--- START OF Supplied entries ---
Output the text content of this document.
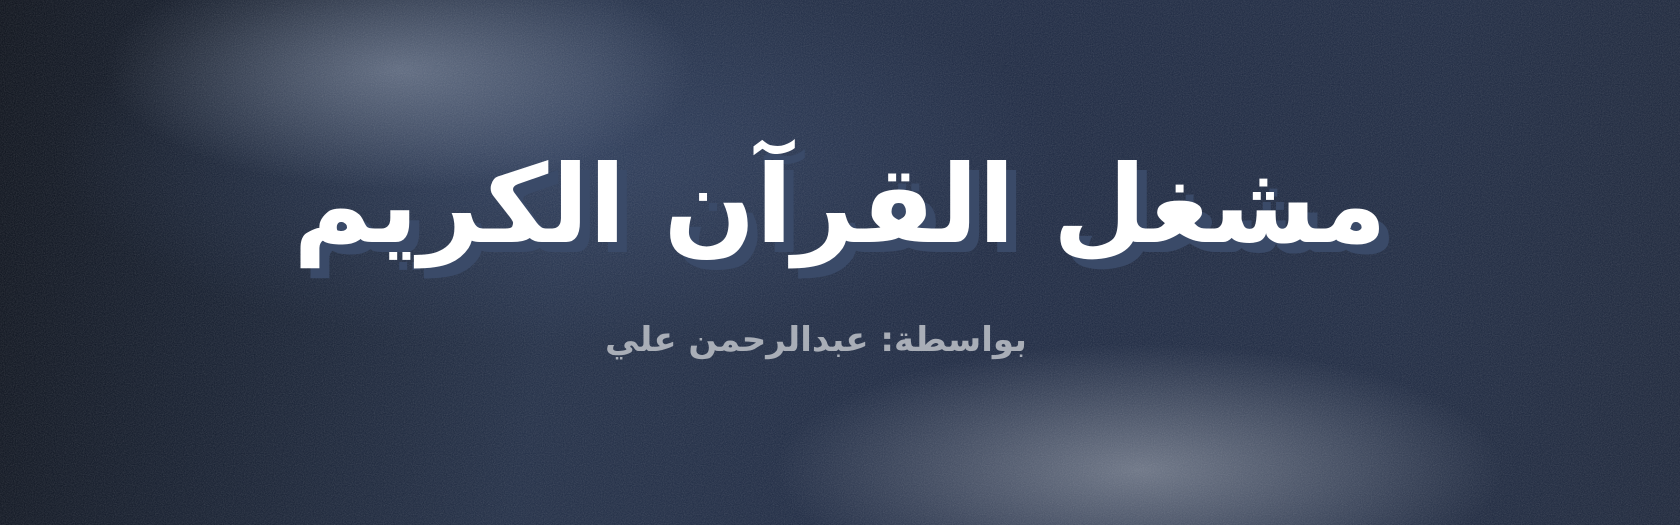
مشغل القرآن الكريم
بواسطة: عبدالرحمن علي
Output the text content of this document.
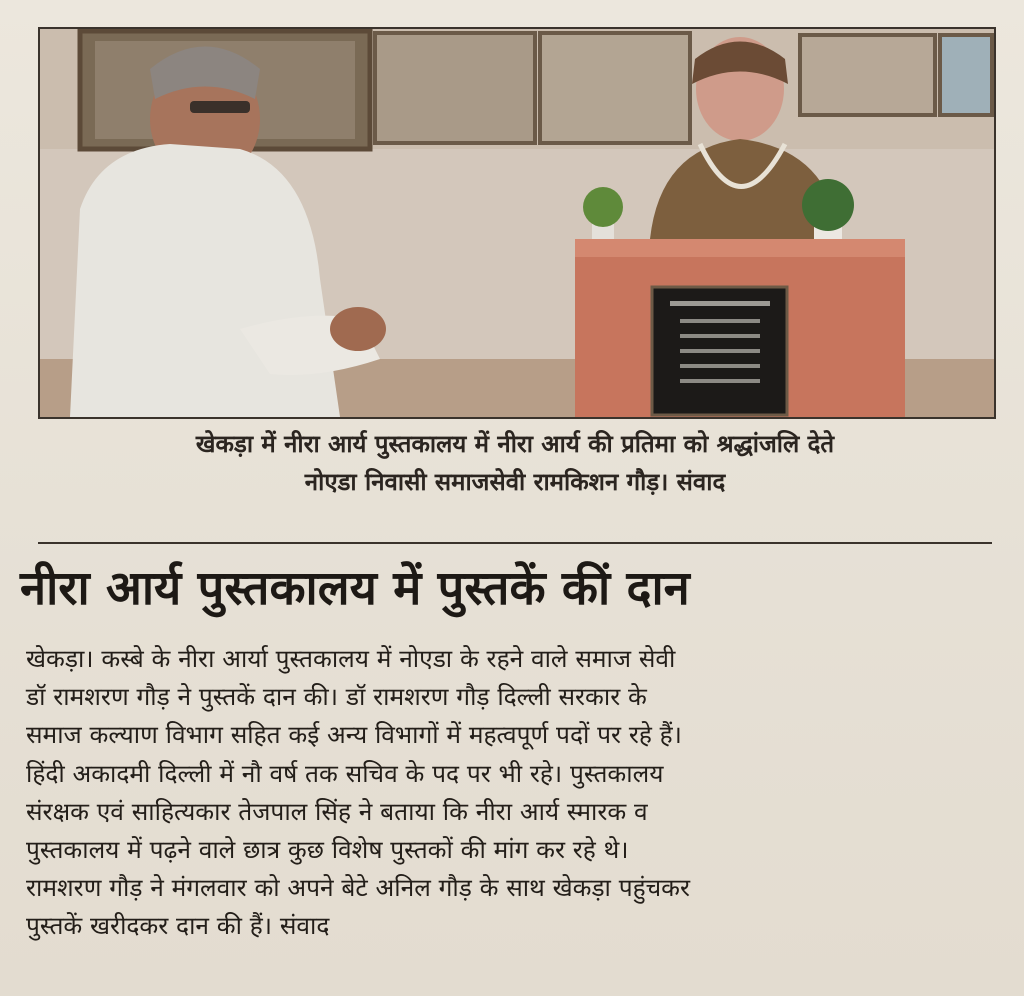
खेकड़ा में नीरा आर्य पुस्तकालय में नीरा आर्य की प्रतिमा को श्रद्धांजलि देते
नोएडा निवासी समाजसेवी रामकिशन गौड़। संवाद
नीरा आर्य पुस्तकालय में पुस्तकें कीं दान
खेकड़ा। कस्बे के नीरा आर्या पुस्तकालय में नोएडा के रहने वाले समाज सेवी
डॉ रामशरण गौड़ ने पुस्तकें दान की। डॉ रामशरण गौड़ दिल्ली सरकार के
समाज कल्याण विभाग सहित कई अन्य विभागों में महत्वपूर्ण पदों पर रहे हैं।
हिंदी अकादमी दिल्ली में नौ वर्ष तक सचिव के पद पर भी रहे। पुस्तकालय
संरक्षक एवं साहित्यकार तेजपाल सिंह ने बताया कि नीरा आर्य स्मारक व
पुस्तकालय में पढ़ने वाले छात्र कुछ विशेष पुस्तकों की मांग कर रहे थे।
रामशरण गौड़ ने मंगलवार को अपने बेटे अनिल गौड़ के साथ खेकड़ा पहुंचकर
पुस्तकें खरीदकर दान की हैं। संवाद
--- END OF Supplied entries ---
**Task objective:** Leave the pictures out and reproduce each record exactly as written.

**Correct response:**
Output the text content of this document.
مشغل القرآن الكريم
بواسطة: عبدالرحمن علي
Output the text content of this document.
खेकड़ा में नीरा आर्य पुस्तकालय में नीरा आर्य की प्रतिमा को श्रद्धांजलि देते
नोएडा निवासी समाजसेवी रामकिशन गौड़। संवाद
नीरा आर्य पुस्तकालय में पुस्तकें कीं दान
खेकड़ा। कस्बे के नीरा आर्या पुस्तकालय में नोएडा के रहने वाले समाज सेवी
डॉ रामशरण गौड़ ने पुस्तकें दान की। डॉ रामशरण गौड़ दिल्ली सरकार के
समाज कल्याण विभाग सहित कई अन्य विभागों में महत्वपूर्ण पदों पर रहे हैं।
हिंदी अकादमी दिल्ली में नौ वर्ष तक सचिव के पद पर भी रहे। पुस्तकालय
संरक्षक एवं साहित्यकार तेजपाल सिंह ने बताया कि नीरा आर्य स्मारक व
पुस्तकालय में पढ़ने वाले छात्र कुछ विशेष पुस्तकों की मांग कर रहे थे।
रामशरण गौड़ ने मंगलवार को अपने बेटे अनिल गौड़ के साथ खेकड़ा पहुंचकर
पुस्तकें खरीदकर दान की हैं। संवाद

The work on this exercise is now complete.